**AIM**
Search the data for the string "JSON" and gather each line it is in.

**AVAILABLE DATA**
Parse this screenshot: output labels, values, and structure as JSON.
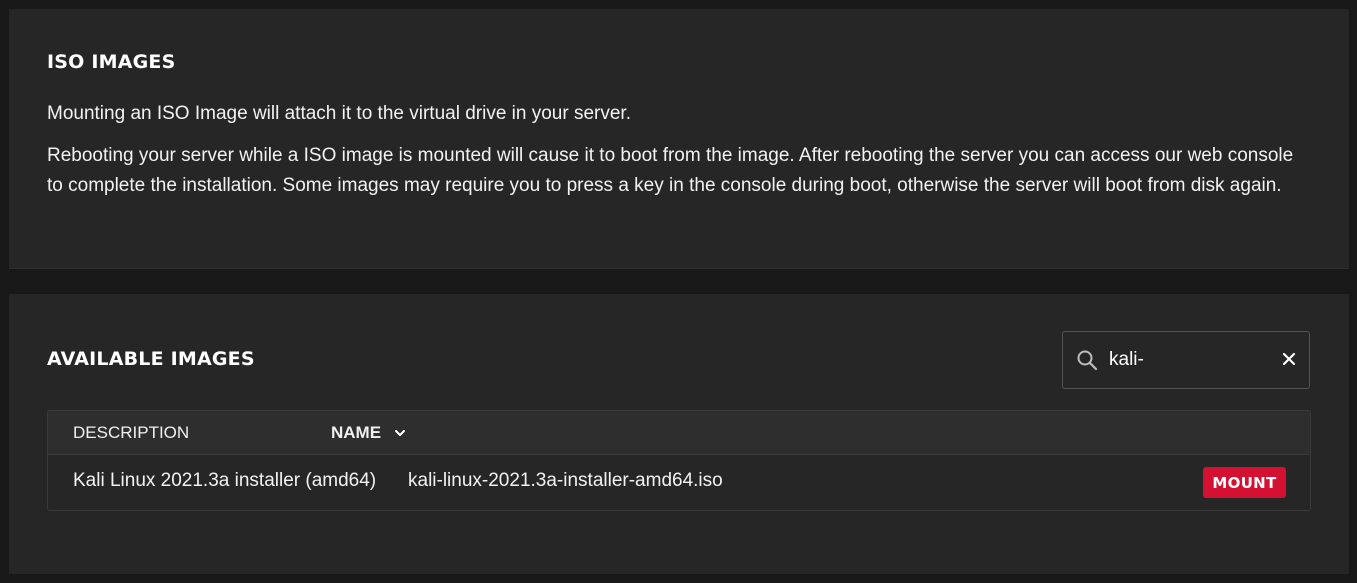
{
  "iso_section": {
    "title": "ISO IMAGES",
    "paragraph_1": "Mounting an ISO Image will attach it to the virtual drive in your server.",
    "paragraph_2": "Rebooting your server while a ISO image is mounted will cause it to boot from the image. After rebooting the server you can access our web console to complete the installation. Some images may require you to press a key in the console during boot, otherwise the server will boot from disk again."
  },
  "available_section": {
    "title": "AVAILABLE IMAGES",
    "search": {
      "value": "kali-",
      "icon": "search-icon",
      "clear_icon": "close-icon"
    },
    "table": {
      "columns": [
        "DESCRIPTION",
        "NAME"
      ],
      "sort_icon": "chevron-down-icon",
      "rows": [
        {
          "description": "Kali Linux 2021.3a installer (amd64)",
          "name": "kali-linux-2021.3a-installer-amd64.iso",
          "action_label": "MOUNT"
        }
      ]
    }
  },
  "colors": {
    "background": "#181818",
    "panel": "#262626",
    "accent": "#d41132"
  }
}
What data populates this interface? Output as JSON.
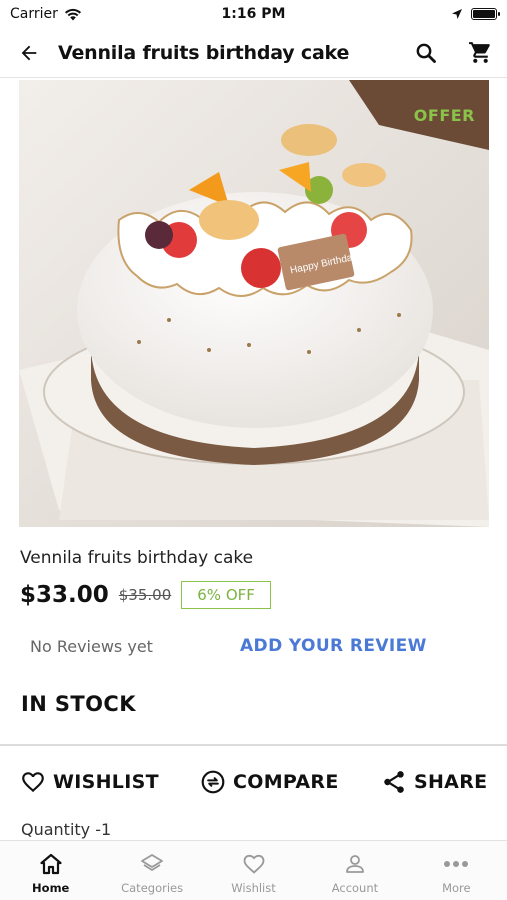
{
  "status_bar": {
    "carrier": "Carrier",
    "time": "1:16 PM"
  },
  "header": {
    "title": "Vennila fruits birthday cake"
  },
  "product": {
    "offer_label": "OFFER",
    "name": "Vennila fruits birthday cake",
    "price": "$33.00",
    "old_price": "$35.00",
    "discount": "6% OFF",
    "reviews_text": "No Reviews yet",
    "add_review_label": "ADD YOUR REVIEW",
    "stock_status": "IN STOCK",
    "quantity": "Quantity -1",
    "image_text": "Happy Birthday"
  },
  "actions": {
    "wishlist": "WISHLIST",
    "compare": "COMPARE",
    "share": "SHARE"
  },
  "tabs": [
    {
      "label": "Home",
      "icon": "home-icon",
      "active": true
    },
    {
      "label": "Categories",
      "icon": "layers-icon",
      "active": false
    },
    {
      "label": "Wishlist",
      "icon": "heart-icon",
      "active": false
    },
    {
      "label": "Account",
      "icon": "person-icon",
      "active": false
    },
    {
      "label": "More",
      "icon": "more-icon",
      "active": false
    }
  ],
  "colors": {
    "offer_green": "#8bc34a",
    "review_blue": "#4a79d6",
    "active_tab": "#111111",
    "inactive_tab": "#999999"
  }
}
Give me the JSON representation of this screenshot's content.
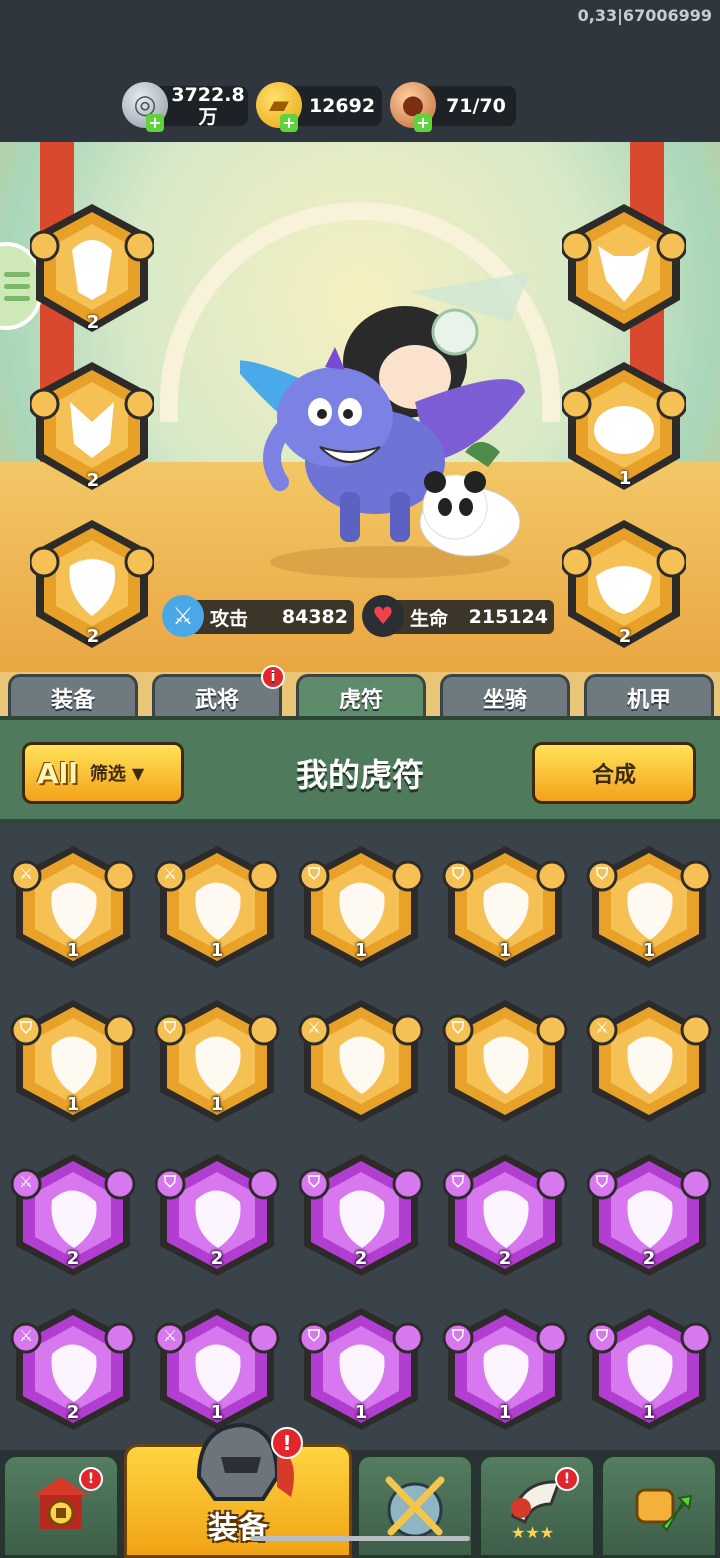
{
  "build_id": "0,33|67006999",
  "currencies": {
    "coin": {
      "value": "3722.8 万",
      "icon": "silver-coin-icon"
    },
    "ingot": {
      "value": "12692",
      "icon": "gold-ingot-icon"
    },
    "stamina": {
      "value": "71/70",
      "icon": "meat-icon"
    }
  },
  "stats": {
    "attack_label": "攻击",
    "attack_value": "84382",
    "hp_label": "生命",
    "hp_value": "215124"
  },
  "equipped_left": [
    {
      "name": "deer",
      "level": "2",
      "rarity": "gold"
    },
    {
      "name": "fox",
      "level": "2",
      "rarity": "gold"
    },
    {
      "name": "tiger",
      "level": "2",
      "rarity": "gold"
    }
  ],
  "equipped_right": [
    {
      "name": "ox",
      "level": "",
      "rarity": "gold"
    },
    {
      "name": "tortoise",
      "level": "1",
      "rarity": "gold"
    },
    {
      "name": "boar",
      "level": "2",
      "rarity": "gold"
    }
  ],
  "tabs": [
    {
      "label": "装备",
      "active": false,
      "badge": ""
    },
    {
      "label": "武将",
      "active": false,
      "badge": "i"
    },
    {
      "label": "虎符",
      "active": true,
      "badge": ""
    },
    {
      "label": "坐骑",
      "active": false,
      "badge": ""
    },
    {
      "label": "机甲",
      "active": false,
      "badge": ""
    }
  ],
  "panel": {
    "filter_all": "All",
    "filter_label": "筛选",
    "title": "我的虎符",
    "compose_label": "合成"
  },
  "tokens": [
    [
      {
        "level": "1",
        "rarity": "gold",
        "type": "sword"
      },
      {
        "level": "1",
        "rarity": "gold",
        "type": "sword"
      },
      {
        "level": "1",
        "rarity": "gold",
        "type": "shield"
      },
      {
        "level": "1",
        "rarity": "gold",
        "type": "shield"
      },
      {
        "level": "1",
        "rarity": "gold",
        "type": "shield"
      }
    ],
    [
      {
        "level": "1",
        "rarity": "gold",
        "type": "shield"
      },
      {
        "level": "1",
        "rarity": "gold",
        "type": "shield"
      },
      {
        "level": "",
        "rarity": "gold",
        "type": "sword"
      },
      {
        "level": "",
        "rarity": "gold",
        "type": "shield"
      },
      {
        "level": "",
        "rarity": "gold",
        "type": "sword"
      }
    ],
    [
      {
        "level": "2",
        "rarity": "purple",
        "type": "sword"
      },
      {
        "level": "2",
        "rarity": "purple",
        "type": "shield"
      },
      {
        "level": "2",
        "rarity": "purple",
        "type": "shield"
      },
      {
        "level": "2",
        "rarity": "purple",
        "type": "shield"
      },
      {
        "level": "2",
        "rarity": "purple",
        "type": "shield"
      }
    ],
    [
      {
        "level": "2",
        "rarity": "purple",
        "type": "sword"
      },
      {
        "level": "1",
        "rarity": "purple",
        "type": "sword"
      },
      {
        "level": "1",
        "rarity": "purple",
        "type": "shield"
      },
      {
        "level": "1",
        "rarity": "purple",
        "type": "shield"
      },
      {
        "level": "1",
        "rarity": "purple",
        "type": "shield"
      }
    ]
  ],
  "bottom_nav": [
    {
      "name": "shop",
      "label": "",
      "active": false,
      "badge": "!",
      "icon": "pagoda-icon"
    },
    {
      "name": "equipment",
      "label": "装备",
      "active": true,
      "badge": "!",
      "icon": "helmet-icon"
    },
    {
      "name": "battle",
      "label": "",
      "active": false,
      "badge": "",
      "icon": "crossed-swords-icon"
    },
    {
      "name": "stars",
      "label": "",
      "active": false,
      "badge": "!",
      "icon": "horn-icon"
    },
    {
      "name": "upgrade",
      "label": "",
      "active": false,
      "badge": "",
      "icon": "fist-icon"
    }
  ],
  "colors": {
    "gold_outer": "#e8a22a",
    "gold_inner": "#f6c154",
    "purple_outer": "#b13ed0",
    "purple_inner": "#d778ef"
  }
}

**FULL RESPONSE**
Parse this screenshot: output labels, values, and structure as JSON.
What data populates this interface? Output as JSON.
Give me the JSON representation of this screenshot's content.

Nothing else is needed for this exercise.